■ Task instructions: Below are some records; retype all of them exactly.

* * * * *

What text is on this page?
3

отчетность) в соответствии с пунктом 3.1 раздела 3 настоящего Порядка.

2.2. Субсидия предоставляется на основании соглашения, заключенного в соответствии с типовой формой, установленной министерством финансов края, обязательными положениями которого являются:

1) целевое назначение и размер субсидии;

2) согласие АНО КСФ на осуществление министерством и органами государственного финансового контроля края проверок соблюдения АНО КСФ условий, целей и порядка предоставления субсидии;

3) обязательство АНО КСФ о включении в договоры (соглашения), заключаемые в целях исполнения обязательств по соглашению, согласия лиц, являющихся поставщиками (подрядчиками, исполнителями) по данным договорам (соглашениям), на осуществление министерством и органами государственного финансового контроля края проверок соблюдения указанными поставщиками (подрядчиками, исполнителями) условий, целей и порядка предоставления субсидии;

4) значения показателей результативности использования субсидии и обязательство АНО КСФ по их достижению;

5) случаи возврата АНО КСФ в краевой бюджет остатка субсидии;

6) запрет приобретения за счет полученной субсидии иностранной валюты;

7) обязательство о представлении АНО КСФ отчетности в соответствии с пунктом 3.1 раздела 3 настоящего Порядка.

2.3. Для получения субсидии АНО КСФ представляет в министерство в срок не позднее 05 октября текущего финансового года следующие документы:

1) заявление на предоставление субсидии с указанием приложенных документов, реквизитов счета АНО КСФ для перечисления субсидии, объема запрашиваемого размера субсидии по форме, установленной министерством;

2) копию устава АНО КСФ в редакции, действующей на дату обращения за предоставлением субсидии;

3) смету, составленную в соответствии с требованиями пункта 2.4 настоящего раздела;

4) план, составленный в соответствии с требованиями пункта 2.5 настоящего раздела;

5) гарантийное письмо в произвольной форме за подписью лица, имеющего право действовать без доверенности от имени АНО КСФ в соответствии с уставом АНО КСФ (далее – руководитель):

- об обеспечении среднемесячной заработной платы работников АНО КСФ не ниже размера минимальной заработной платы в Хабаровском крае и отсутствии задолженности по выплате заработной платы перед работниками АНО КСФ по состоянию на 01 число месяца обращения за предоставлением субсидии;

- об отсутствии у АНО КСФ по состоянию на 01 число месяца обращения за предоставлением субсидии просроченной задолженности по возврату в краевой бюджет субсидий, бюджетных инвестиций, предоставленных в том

* * * * *

■ Response to the exercise:
What text is on this page?
3

отчетность) в соответствии с пунктом 3.1 раздела 3 настоящего Порядка.

2.2. Субсидия предоставляется на основании соглашения, заключенного в соответствии с типовой формой, установленной министерством финансов края, обязательными положениями которого являются:

1) целевое назначение и размер субсидии;

2) согласие АНО КСФ на осуществление министерством и органами государственного финансового контроля края проверок соблюдения АНО КСФ условий, целей и порядка предоставления субсидии;

3) обязательство АНО КСФ о включении в договоры (соглашения), заключаемые в целях исполнения обязательств по соглашению, согласия лиц, являющихся поставщиками (подрядчиками, исполнителями) по данным договорам (соглашениям), на осуществление министерством и органами государственного финансового контроля края проверок соблюдения указанными поставщиками (подрядчиками, исполнителями) условий, целей и порядка предоставления субсидии;

4) значения показателей результативности использования субсидии и обязательство АНО КСФ по их достижению;

5) случаи возврата АНО КСФ в краевой бюджет остатка субсидии;

6) запрет приобретения за счет полученной субсидии иностранной валюты;

7) обязательство о представлении АНО КСФ отчетности в соответствии с пунктом 3.1 раздела 3 настоящего Порядка.

2.3. Для получения субсидии АНО КСФ представляет в министерство в срок не позднее 05 октября текущего финансового года следующие документы:

1) заявление на предоставление субсидии с указанием приложенных документов, реквизитов счета АНО КСФ для перечисления субсидии, объема запрашиваемого размера субсидии по форме, установленной министерством;

2) копию устава АНО КСФ в редакции, действующей на дату обращения за предоставлением субсидии;

3) смету, составленную в соответствии с требованиями пункта 2.4 настоящего раздела;

4) план, составленный в соответствии с требованиями пункта 2.5 настоящего раздела;

5) гарантийное письмо в произвольной форме за подписью лица, имеющего право действовать без доверенности от имени АНО КСФ в соответствии с уставом АНО КСФ (далее – руководитель):

- об обеспечении среднемесячной заработной платы работников АНО КСФ не ниже размера минимальной заработной платы в Хабаровском крае и отсутствии задолженности по выплате заработной платы перед работниками АНО КСФ по состоянию на 01 число месяца обращения за предоставлением субсидии;

- об отсутствии у АНО КСФ по состоянию на 01 число месяца обращения за предоставлением субсидии просроченной задолженности по возврату в краевой бюджет субсидий, бюджетных инвестиций, предоставленных в том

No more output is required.